Task objective:
Filter for the word "label" and keep each matching line.

(Records about charts and figures)
....................
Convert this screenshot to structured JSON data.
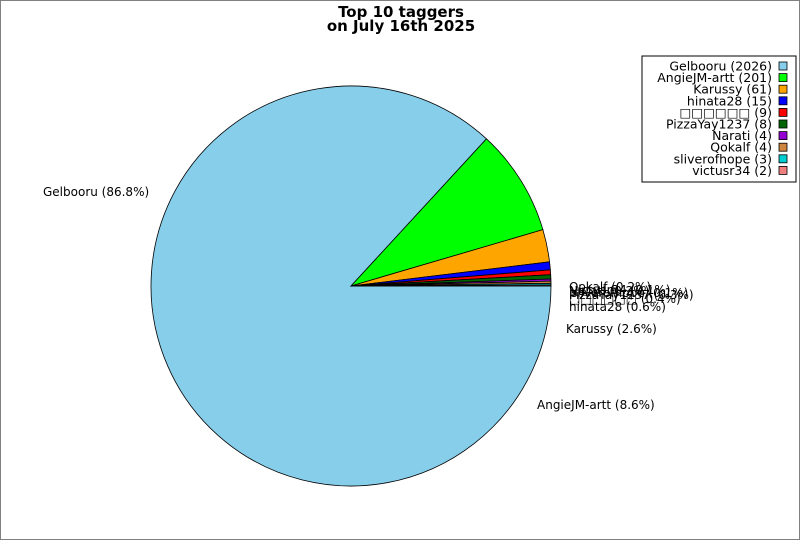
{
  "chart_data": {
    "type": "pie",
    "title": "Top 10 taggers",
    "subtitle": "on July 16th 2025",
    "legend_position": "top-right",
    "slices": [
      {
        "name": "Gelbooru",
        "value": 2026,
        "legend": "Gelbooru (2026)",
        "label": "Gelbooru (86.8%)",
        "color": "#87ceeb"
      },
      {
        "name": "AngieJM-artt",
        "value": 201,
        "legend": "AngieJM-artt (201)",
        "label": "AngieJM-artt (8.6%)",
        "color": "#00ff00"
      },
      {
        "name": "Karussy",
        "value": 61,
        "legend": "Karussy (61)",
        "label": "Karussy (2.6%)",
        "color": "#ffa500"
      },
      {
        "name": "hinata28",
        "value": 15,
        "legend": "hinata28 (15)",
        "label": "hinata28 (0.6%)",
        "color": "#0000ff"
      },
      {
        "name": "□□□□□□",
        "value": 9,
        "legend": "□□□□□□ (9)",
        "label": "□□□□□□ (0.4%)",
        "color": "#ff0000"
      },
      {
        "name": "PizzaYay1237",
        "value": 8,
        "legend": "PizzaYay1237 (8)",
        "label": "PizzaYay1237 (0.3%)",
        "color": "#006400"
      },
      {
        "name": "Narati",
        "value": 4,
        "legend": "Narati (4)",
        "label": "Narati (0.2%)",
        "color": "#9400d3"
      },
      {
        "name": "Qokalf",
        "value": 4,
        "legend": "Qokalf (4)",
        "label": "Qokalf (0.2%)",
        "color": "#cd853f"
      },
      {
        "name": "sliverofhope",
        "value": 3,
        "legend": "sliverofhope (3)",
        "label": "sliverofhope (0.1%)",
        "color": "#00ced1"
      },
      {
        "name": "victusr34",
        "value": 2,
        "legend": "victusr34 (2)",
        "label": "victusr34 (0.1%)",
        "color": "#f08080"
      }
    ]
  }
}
....................
Result:
        "label": "Gelbooru (86.8%)",
        "label": "AngieJM-artt (8.6%)",
        "label": "Karussy (2.6%)",
        "label": "hinata28 (0.6%)",
        "label": "□□□□□□ (0.4%)",
        "label": "PizzaYay1237 (0.3%)",
        "label": "Narati (0.2%)",
        "label": "Qokalf (0.2%)",
        "label": "sliverofhope (0.1%)",
        "label": "victusr34 (0.1%)",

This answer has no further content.